* INPUT FOR THIS TASK
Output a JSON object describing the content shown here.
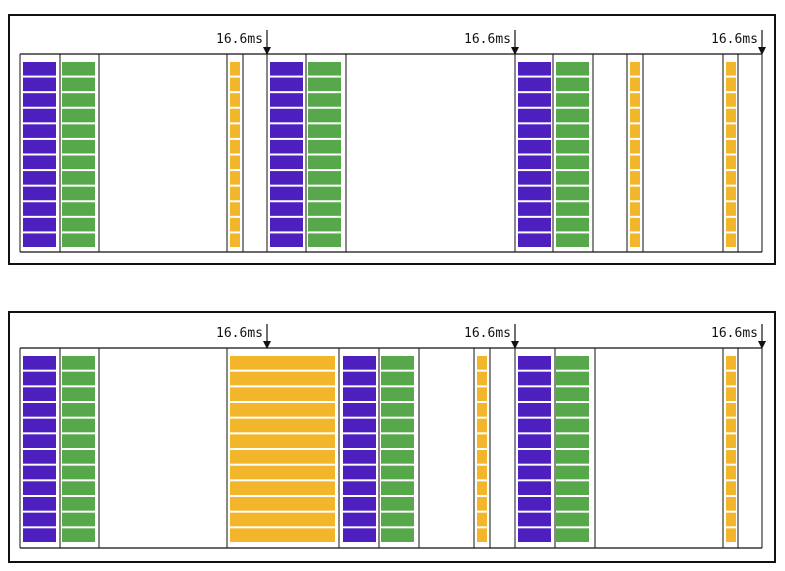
{
  "colors": {
    "purple": "#4d1fbf",
    "green": "#57a84b",
    "yellow": "#f3b62a",
    "line": "#111111"
  },
  "marker_label": "16.6ms",
  "timelines": [
    {
      "panel": 1,
      "markers": [
        "16.6ms",
        "16.6ms",
        "16.6ms"
      ],
      "blocks": [
        {
          "kind": "purple",
          "rows": 12
        },
        {
          "kind": "green",
          "rows": 12
        },
        {
          "kind": "yellow",
          "rows": 12
        },
        {
          "kind": "purple",
          "rows": 12
        },
        {
          "kind": "green",
          "rows": 12
        },
        {
          "kind": "purple",
          "rows": 12
        },
        {
          "kind": "green",
          "rows": 12
        },
        {
          "kind": "yellow",
          "rows": 12
        },
        {
          "kind": "yellow",
          "rows": 12
        }
      ]
    },
    {
      "panel": 2,
      "markers": [
        "16.6ms",
        "16.6ms",
        "16.6ms"
      ],
      "blocks": [
        {
          "kind": "purple",
          "rows": 12
        },
        {
          "kind": "green",
          "rows": 12
        },
        {
          "kind": "yellow",
          "rows": 12
        },
        {
          "kind": "purple",
          "rows": 12
        },
        {
          "kind": "green",
          "rows": 12
        },
        {
          "kind": "yellow",
          "rows": 12
        },
        {
          "kind": "purple",
          "rows": 12
        },
        {
          "kind": "green",
          "rows": 12
        },
        {
          "kind": "yellow",
          "rows": 12
        }
      ]
    }
  ]
}
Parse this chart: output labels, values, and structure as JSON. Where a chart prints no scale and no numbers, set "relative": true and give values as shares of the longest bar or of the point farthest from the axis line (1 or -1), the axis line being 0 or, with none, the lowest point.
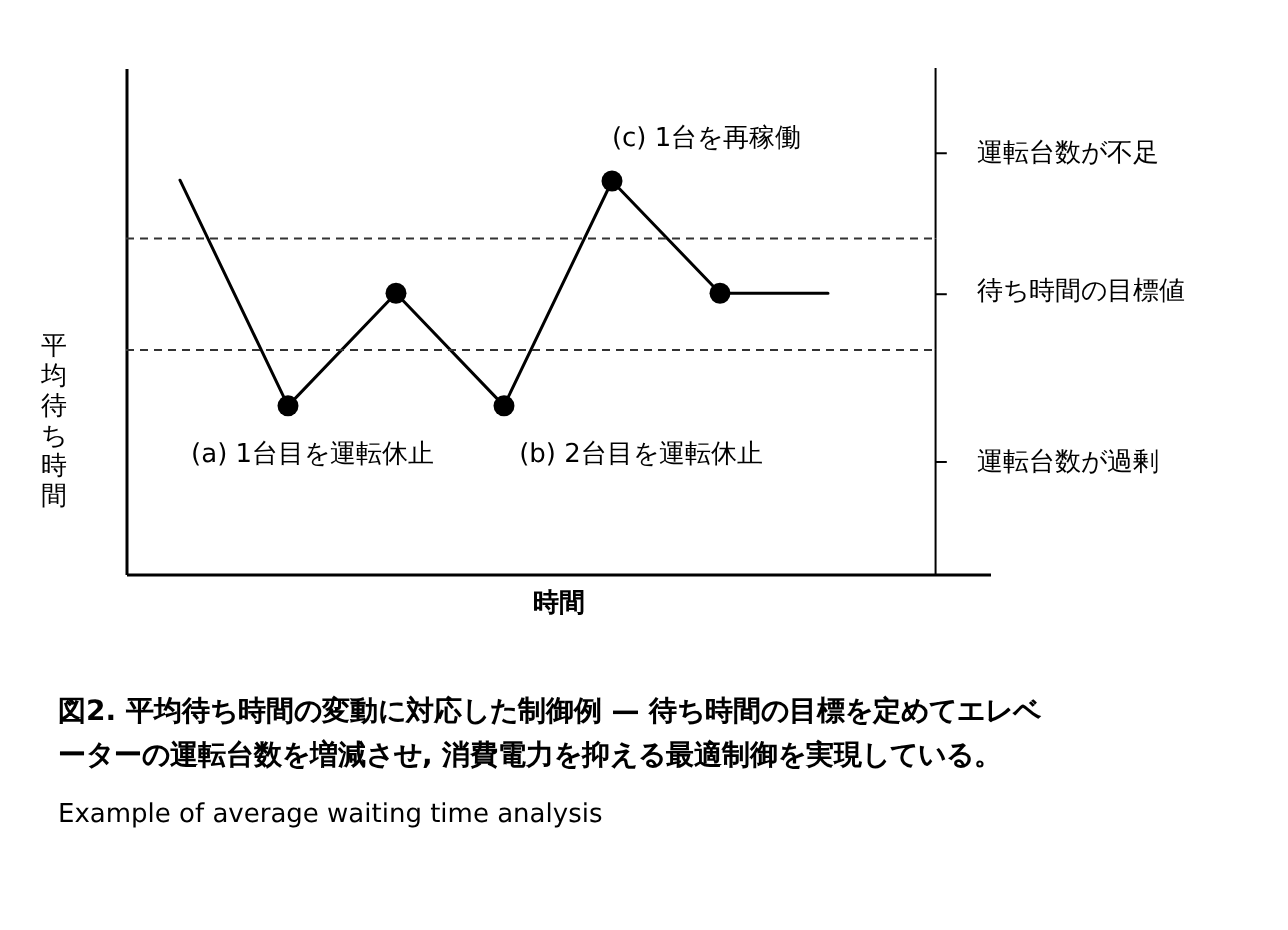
{
  "chart_data": {
    "type": "line",
    "relative": true,
    "xlabel": "時間",
    "ylabel": "平均待ち時間",
    "categories": [
      null,
      null,
      null,
      null,
      null,
      null,
      null
    ],
    "values": [
      1,
      0.427,
      0.713,
      0.427,
      0.998,
      0.713,
      0.713
    ],
    "color": "#000000",
    "marker": "circle",
    "line_style": "solid",
    "ref_lines": [
      {
        "axis": "y",
        "value": 0.852,
        "line_style": "dashed"
      },
      {
        "axis": "y",
        "value": 0.569,
        "line_style": "dashed"
      }
    ],
    "annotations": [
      "(a) 1台目を運転休止",
      "(b) 2台目を運転休止",
      "(c) 1台を再稼働",
      "運転台数が不足",
      "待ち時間の目標値",
      "運転台数が過剰",
      "Example of average waiting time analysis"
    ],
    "title": "図2. 平均待ち時間の変動に対応した制御例 — 待ち時間の目標を定めてエレベーターの運転台数を増減させ, 消費電力を抑える最適制御を実現している。"
  }
}
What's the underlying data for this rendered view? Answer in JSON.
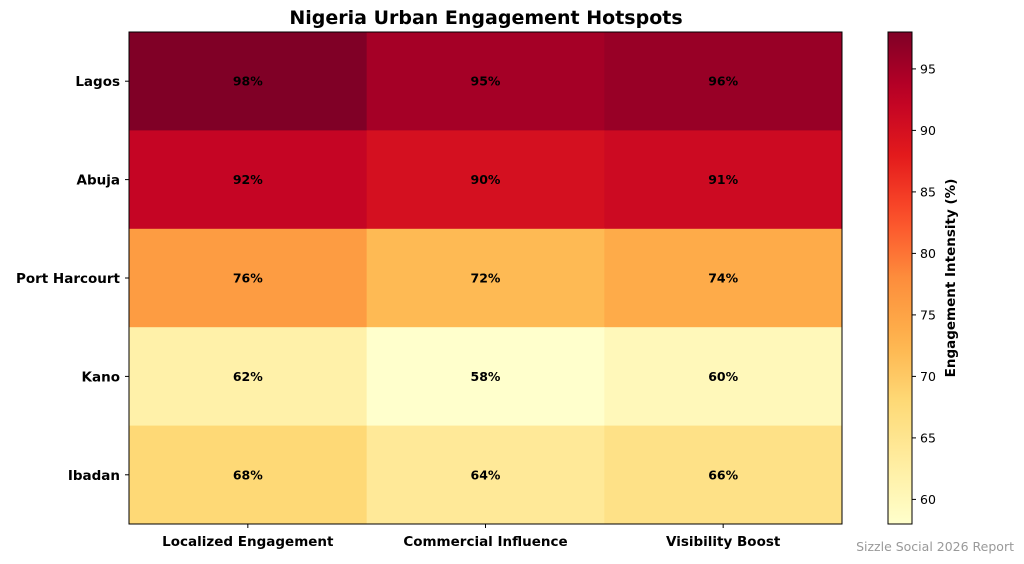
{
  "chart_data": {
    "type": "heatmap",
    "title": "Nigeria Urban Engagement Hotspots",
    "rows": [
      "Lagos",
      "Abuja",
      "Port Harcourt",
      "Kano",
      "Ibadan"
    ],
    "columns": [
      "Localized Engagement",
      "Commercial Influence",
      "Visibility Boost"
    ],
    "values": [
      [
        98,
        95,
        96
      ],
      [
        92,
        90,
        91
      ],
      [
        76,
        72,
        74
      ],
      [
        62,
        58,
        60
      ],
      [
        68,
        64,
        66
      ]
    ],
    "labels": [
      [
        "98%",
        "95%",
        "96%"
      ],
      [
        "92%",
        "90%",
        "91%"
      ],
      [
        "76%",
        "72%",
        "74%"
      ],
      [
        "62%",
        "58%",
        "60%"
      ],
      [
        "68%",
        "64%",
        "66%"
      ]
    ],
    "colormap": "YlOrRd",
    "colorbar": {
      "label": "Engagement Intensity (%)",
      "range": [
        58,
        98
      ],
      "ticks": [
        60,
        65,
        70,
        75,
        80,
        85,
        90,
        95
      ]
    },
    "source": "Sizzle Social 2026 Report"
  }
}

* INSTRUCTIONS TO FOLLOW
Output each line exactly; omit every picture.

* SOLUTION TO THE EXERCISE
Output a JSON object describing the content shown here.
{
  "colors": {
    "purple": "#4d1fbf",
    "green": "#57a84b",
    "yellow": "#f3b62a",
    "line": "#111111"
  },
  "marker_label": "16.6ms",
  "timelines": [
    {
      "panel": 1,
      "markers": [
        "16.6ms",
        "16.6ms",
        "16.6ms"
      ],
      "blocks": [
        {
          "kind": "purple",
          "rows": 12
        },
        {
          "kind": "green",
          "rows": 12
        },
        {
          "kind": "yellow",
          "rows": 12
        },
        {
          "kind": "purple",
          "rows": 12
        },
        {
          "kind": "green",
          "rows": 12
        },
        {
          "kind": "purple",
          "rows": 12
        },
        {
          "kind": "green",
          "rows": 12
        },
        {
          "kind": "yellow",
          "rows": 12
        },
        {
          "kind": "yellow",
          "rows": 12
        }
      ]
    },
    {
      "panel": 2,
      "markers": [
        "16.6ms",
        "16.6ms",
        "16.6ms"
      ],
      "blocks": [
        {
          "kind": "purple",
          "rows": 12
        },
        {
          "kind": "green",
          "rows": 12
        },
        {
          "kind": "yellow",
          "rows": 12
        },
        {
          "kind": "purple",
          "rows": 12
        },
        {
          "kind": "green",
          "rows": 12
        },
        {
          "kind": "yellow",
          "rows": 12
        },
        {
          "kind": "purple",
          "rows": 12
        },
        {
          "kind": "green",
          "rows": 12
        },
        {
          "kind": "yellow",
          "rows": 12
        }
      ]
    }
  ]
}
Parse this chart: output labels, values, and structure as JSON. Where a chart prints no scale and no numbers, set "relative": true and give values as shares of the longest bar or of the point farthest from the axis line (1 or -1), the axis line being 0 or, with none, the lowest point.
{
  "chart_data": {
    "type": "line",
    "relative": true,
    "xlabel": "時間",
    "ylabel": "平均待ち時間",
    "categories": [
      null,
      null,
      null,
      null,
      null,
      null,
      null
    ],
    "values": [
      1,
      0.427,
      0.713,
      0.427,
      0.998,
      0.713,
      0.713
    ],
    "color": "#000000",
    "marker": "circle",
    "line_style": "solid",
    "ref_lines": [
      {
        "axis": "y",
        "value": 0.852,
        "line_style": "dashed"
      },
      {
        "axis": "y",
        "value": 0.569,
        "line_style": "dashed"
      }
    ],
    "annotations": [
      "(a) 1台目を運転休止",
      "(b) 2台目を運転休止",
      "(c) 1台を再稼働",
      "運転台数が不足",
      "待ち時間の目標値",
      "運転台数が過剰",
      "Example of average waiting time analysis"
    ],
    "title": "図2. 平均待ち時間の変動に対応した制御例 — 待ち時間の目標を定めてエレベーターの運転台数を増減させ, 消費電力を抑える最適制御を実現している。"
  }
}
What's the underlying data for this rendered view? Answer in JSON.
{
  "chart_data": {
    "type": "heatmap",
    "title": "Nigeria Urban Engagement Hotspots",
    "rows": [
      "Lagos",
      "Abuja",
      "Port Harcourt",
      "Kano",
      "Ibadan"
    ],
    "columns": [
      "Localized Engagement",
      "Commercial Influence",
      "Visibility Boost"
    ],
    "values": [
      [
        98,
        95,
        96
      ],
      [
        92,
        90,
        91
      ],
      [
        76,
        72,
        74
      ],
      [
        62,
        58,
        60
      ],
      [
        68,
        64,
        66
      ]
    ],
    "labels": [
      [
        "98%",
        "95%",
        "96%"
      ],
      [
        "92%",
        "90%",
        "91%"
      ],
      [
        "76%",
        "72%",
        "74%"
      ],
      [
        "62%",
        "58%",
        "60%"
      ],
      [
        "68%",
        "64%",
        "66%"
      ]
    ],
    "colormap": "YlOrRd",
    "colorbar": {
      "label": "Engagement Intensity (%)",
      "range": [
        58,
        98
      ],
      "ticks": [
        60,
        65,
        70,
        75,
        80,
        85,
        90,
        95
      ]
    },
    "source": "Sizzle Social 2026 Report"
  }
}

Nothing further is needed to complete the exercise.